━━━ TEXT SEGMENT ━━━

Ed Bell grew up in Greenville, Alabama, where he learned from an older cousin.  As well as sides under his own name, Bell also cut sides using the name Barefoot Bill and Sluefoot Joe. He cut sessions in 1927, 1929 and 1930 for Paramount, Columbia and the QRS label. He reportedly gave up the blues to become a Baptist minister in Montgomery, Alabama. Pillie Bolling was a Greenville associate of Ed Bell who cut two duets with Bell in 1930 and two solo sides.

There were several fine pianists based in Birmingham including Cow Cow Davenport,  Jabbo Smith, Robert McCoy and Walter Roland. Cow Cow Davenport is remembered most for his famous song “Cow Cow Blues” which is one of the earliest recorded examples of the Boogie-Woogie. Davenport learned to play piano and organ in his father’s church and was supposedly expelled from the Alabama Seminary in 1911 for playing Ragtime at a church function. Davenport’s early career revolved around carnivals and vaudeville. He toured TOBA with an act called Davenport and Company with Blues singer Dora Carr and they recorded together in 1925 and 1926. Davenport briefly teamed up with Blues singer Ivy Smith in 1928 and worked as a talent scout for Brunswick and Vocalion records in the late 1920s and played rent parties in Chicago. He moved to Cleveland, Ohio in 1930 and toured the TOBA vaudeville circuit and recorded with Sam Price. In 1938 he suffered a stroke that left his right hand somewhat paralyzed and affected his piano playing for the rest of his life, but he remained active as a vocalist until he regained enough strength in his hand to play again. In 1942 Freddie Slack’s Orchestra scored a huge hit with “Cow Cow Boogie” with vocals by Ella Mae Morse which sparked the Boogie-Woogie craze of the early 1940s. Davenport tried to make a comeback in the forties and fifties but his career was often interrupted by sickness. He died in 1955 of heart problems in Cleveland.

━━━ PROVIDED MATERIAL ━━━

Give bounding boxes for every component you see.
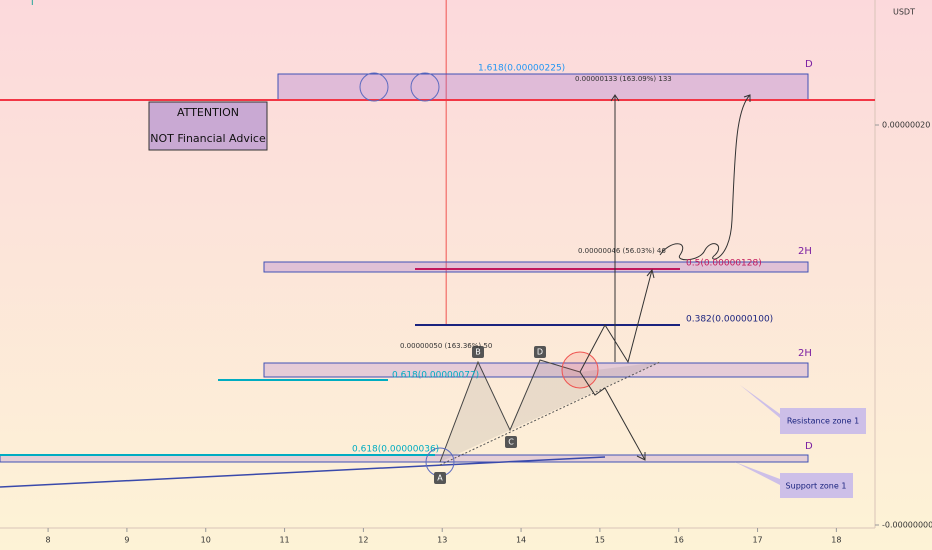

━━━

▶ DIRECTIONS
1 > According to the text on Alabama blues musicians, what two other names did Ed Bell use when recording?
2 > Update the stretch of the text on Alabama blues musicians from "Ed Bell grew" through "two solo sides." so that "older cousin" is replaced by "elder cousin".

▶ COMPLETED EXERCISE
1 > Barefoot Bill and Sluefoot Joe.

2 >
Ed Bell grew up in Greenville, Alabama, where he learned from an elder cousin.  As well as sides under his own name, Bell also cut sides using the name Barefoot Bill and Sluefoot Joe. He cut sessions in 1927, 1929 and 1930 for Paramount, Columbia and the QRS label. He reportedly gave up the blues to become a Baptist minister in Montgomery, Alabama. Pillie Bolling was a Greenville associate of Ed Bell who cut two duets with Bell in 1930 and two solo sides.